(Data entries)
-.-.-

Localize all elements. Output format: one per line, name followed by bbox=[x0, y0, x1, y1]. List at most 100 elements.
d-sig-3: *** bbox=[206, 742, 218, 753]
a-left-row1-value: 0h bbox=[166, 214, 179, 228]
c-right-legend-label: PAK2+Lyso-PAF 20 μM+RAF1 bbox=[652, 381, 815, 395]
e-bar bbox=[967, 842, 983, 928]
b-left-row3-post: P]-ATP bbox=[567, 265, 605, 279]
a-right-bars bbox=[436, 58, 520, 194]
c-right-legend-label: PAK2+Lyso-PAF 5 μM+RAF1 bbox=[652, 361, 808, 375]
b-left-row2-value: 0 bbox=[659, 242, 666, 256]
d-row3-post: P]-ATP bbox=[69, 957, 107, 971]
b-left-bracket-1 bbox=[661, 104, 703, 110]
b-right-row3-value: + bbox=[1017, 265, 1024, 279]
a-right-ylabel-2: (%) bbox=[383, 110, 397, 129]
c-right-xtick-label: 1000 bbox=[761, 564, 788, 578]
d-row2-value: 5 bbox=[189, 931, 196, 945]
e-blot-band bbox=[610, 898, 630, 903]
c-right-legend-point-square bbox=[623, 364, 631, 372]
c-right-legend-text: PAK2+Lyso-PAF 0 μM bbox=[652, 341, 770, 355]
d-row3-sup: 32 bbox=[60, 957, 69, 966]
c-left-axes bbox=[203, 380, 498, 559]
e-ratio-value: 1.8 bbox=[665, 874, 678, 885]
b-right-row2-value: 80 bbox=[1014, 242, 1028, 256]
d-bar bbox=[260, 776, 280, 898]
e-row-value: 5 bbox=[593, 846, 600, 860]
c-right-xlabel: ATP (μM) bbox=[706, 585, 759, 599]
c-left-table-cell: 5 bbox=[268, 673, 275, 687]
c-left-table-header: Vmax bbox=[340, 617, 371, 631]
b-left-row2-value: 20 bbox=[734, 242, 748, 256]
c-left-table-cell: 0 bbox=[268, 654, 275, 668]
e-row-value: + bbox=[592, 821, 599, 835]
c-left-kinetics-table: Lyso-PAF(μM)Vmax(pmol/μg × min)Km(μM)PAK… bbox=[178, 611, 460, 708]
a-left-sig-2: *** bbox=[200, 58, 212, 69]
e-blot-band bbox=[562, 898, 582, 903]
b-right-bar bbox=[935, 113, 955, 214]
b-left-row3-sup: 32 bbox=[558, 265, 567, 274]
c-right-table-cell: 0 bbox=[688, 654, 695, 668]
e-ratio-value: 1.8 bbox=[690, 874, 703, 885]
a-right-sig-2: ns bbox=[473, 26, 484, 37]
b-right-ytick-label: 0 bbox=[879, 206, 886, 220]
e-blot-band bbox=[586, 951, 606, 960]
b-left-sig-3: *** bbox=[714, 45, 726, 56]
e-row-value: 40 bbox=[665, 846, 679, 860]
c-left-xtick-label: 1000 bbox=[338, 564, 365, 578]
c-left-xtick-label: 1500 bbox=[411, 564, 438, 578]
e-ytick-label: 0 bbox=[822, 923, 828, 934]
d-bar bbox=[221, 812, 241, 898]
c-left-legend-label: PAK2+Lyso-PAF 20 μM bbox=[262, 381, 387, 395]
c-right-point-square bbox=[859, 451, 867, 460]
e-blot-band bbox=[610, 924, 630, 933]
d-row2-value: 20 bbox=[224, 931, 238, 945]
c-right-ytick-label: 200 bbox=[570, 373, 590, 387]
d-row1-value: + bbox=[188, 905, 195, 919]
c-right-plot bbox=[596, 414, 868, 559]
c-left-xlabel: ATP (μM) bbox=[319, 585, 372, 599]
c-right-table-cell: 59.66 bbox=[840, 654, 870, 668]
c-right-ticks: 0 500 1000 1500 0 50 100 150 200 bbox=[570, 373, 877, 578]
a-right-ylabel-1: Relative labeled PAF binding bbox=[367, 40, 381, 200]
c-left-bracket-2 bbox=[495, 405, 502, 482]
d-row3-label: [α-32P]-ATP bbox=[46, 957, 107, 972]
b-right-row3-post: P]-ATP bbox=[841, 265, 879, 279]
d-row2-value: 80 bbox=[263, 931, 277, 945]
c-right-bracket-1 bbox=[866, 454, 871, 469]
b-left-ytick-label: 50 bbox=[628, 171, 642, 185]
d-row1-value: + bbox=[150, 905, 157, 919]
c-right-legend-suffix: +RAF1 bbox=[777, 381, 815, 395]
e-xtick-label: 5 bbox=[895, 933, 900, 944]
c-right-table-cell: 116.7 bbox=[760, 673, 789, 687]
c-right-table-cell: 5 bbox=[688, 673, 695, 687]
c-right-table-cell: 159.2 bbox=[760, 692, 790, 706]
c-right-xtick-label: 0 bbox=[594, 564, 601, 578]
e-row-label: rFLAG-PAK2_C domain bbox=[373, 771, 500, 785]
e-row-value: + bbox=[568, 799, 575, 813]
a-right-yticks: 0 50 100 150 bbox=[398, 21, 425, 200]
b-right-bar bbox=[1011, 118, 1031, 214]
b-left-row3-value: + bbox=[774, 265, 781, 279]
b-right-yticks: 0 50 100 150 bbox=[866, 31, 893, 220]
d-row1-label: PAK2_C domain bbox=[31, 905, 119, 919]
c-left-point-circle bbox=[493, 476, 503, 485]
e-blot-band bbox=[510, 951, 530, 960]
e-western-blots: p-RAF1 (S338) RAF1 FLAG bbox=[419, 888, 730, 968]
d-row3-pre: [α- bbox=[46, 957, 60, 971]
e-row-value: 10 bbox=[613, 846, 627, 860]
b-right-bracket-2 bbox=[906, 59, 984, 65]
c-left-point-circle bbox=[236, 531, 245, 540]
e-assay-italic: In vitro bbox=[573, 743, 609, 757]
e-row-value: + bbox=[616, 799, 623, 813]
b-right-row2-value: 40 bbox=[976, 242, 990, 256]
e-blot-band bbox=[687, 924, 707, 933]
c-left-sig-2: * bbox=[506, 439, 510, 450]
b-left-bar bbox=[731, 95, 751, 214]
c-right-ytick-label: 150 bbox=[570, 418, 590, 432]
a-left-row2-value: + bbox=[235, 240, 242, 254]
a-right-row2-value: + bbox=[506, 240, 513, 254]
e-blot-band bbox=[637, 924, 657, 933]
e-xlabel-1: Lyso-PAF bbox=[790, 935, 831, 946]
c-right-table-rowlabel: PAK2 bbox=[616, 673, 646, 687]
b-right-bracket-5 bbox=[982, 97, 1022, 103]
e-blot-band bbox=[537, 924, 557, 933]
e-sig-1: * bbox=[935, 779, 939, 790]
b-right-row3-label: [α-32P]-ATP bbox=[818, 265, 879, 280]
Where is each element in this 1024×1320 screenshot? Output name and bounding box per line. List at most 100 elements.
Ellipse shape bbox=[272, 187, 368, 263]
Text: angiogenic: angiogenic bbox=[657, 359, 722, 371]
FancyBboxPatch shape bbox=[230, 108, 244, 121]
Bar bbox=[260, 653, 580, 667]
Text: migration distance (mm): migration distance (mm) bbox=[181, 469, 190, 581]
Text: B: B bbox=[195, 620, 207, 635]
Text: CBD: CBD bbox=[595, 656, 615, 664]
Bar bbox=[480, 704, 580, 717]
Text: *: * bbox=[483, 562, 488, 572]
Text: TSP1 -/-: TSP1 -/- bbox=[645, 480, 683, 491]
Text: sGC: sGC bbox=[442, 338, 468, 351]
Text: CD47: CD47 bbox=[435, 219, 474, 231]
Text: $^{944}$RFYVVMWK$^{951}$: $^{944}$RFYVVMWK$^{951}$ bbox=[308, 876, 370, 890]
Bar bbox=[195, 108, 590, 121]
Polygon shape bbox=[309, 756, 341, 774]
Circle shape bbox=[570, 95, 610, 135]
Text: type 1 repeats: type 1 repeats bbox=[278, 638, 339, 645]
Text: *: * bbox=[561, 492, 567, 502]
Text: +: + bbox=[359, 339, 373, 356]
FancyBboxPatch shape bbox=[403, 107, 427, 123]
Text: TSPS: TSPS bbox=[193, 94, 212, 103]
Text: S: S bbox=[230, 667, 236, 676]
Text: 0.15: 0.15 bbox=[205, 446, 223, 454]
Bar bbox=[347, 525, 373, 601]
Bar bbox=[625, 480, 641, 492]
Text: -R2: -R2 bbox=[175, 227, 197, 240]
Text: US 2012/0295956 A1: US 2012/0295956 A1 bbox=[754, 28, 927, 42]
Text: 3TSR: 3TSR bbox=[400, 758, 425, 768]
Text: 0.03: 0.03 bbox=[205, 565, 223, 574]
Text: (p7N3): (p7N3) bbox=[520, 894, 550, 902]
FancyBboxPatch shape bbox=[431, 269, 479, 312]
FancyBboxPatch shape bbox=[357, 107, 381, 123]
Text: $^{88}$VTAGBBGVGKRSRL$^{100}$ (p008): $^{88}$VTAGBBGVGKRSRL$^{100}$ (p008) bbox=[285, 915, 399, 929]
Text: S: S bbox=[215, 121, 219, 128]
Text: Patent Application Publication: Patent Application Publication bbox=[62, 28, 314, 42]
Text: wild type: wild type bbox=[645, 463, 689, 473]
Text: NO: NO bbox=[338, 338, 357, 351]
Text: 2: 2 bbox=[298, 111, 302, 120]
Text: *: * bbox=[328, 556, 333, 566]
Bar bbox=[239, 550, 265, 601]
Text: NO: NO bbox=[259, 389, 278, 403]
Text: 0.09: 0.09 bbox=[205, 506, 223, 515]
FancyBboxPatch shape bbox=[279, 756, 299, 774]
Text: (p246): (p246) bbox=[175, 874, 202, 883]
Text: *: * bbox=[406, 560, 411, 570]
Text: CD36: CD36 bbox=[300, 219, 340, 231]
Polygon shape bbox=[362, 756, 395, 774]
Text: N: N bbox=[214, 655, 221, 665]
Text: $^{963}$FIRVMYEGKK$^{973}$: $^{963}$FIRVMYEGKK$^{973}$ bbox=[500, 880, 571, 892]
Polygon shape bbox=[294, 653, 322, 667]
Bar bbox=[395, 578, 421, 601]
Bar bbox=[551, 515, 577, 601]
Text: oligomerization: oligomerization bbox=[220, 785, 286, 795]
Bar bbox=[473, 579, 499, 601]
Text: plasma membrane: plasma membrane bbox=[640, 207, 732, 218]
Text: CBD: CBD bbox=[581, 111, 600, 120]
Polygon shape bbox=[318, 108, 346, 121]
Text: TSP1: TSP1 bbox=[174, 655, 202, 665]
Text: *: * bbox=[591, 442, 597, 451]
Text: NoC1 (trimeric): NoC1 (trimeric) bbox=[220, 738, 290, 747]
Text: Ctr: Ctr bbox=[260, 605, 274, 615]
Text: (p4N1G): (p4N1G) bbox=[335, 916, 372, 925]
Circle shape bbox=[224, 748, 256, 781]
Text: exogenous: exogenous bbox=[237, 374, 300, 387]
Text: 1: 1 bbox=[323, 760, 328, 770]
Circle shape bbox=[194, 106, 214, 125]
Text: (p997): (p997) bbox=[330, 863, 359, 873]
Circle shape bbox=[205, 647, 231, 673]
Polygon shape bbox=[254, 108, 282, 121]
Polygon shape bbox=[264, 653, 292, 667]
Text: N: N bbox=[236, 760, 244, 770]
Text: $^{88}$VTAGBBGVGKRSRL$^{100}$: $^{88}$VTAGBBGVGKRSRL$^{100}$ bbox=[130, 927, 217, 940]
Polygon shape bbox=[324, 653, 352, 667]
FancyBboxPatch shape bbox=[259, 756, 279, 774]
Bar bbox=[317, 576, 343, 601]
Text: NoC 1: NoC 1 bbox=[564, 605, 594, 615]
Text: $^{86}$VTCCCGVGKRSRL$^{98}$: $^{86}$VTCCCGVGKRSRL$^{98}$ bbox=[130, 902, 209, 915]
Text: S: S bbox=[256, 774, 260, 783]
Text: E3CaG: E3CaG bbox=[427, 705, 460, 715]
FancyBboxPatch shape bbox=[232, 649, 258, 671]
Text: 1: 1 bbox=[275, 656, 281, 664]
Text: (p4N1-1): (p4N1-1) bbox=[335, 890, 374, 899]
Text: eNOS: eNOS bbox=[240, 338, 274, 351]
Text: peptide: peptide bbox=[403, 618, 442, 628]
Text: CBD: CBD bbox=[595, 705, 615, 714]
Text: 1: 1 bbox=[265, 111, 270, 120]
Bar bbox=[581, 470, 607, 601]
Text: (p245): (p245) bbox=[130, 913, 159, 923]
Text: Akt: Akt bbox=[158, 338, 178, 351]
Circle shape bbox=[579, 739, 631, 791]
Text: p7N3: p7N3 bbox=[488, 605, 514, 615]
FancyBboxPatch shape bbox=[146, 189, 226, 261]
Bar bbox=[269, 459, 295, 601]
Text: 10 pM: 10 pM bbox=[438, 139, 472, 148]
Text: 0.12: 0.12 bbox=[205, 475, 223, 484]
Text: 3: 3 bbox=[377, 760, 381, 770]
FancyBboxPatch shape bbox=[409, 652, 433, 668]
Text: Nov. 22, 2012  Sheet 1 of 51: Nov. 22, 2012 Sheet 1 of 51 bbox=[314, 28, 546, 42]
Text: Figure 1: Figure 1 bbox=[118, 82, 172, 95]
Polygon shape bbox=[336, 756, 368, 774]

-.-.-

**Task statement**
Read the entries and show each line that mentions "cell".

**Output of the exercise**
c-left-table-cell: 5 bbox=[268, 673, 275, 687]
c-left-table-cell: 0 bbox=[268, 654, 275, 668]
c-right-table-cell: 0 bbox=[688, 654, 695, 668]
c-right-table-cell: 59.66 bbox=[840, 654, 870, 668]
c-right-table-cell: 116.7 bbox=[760, 673, 789, 687]
c-right-table-cell: 5 bbox=[688, 673, 695, 687]
c-right-table-cell: 159.2 bbox=[760, 692, 790, 706]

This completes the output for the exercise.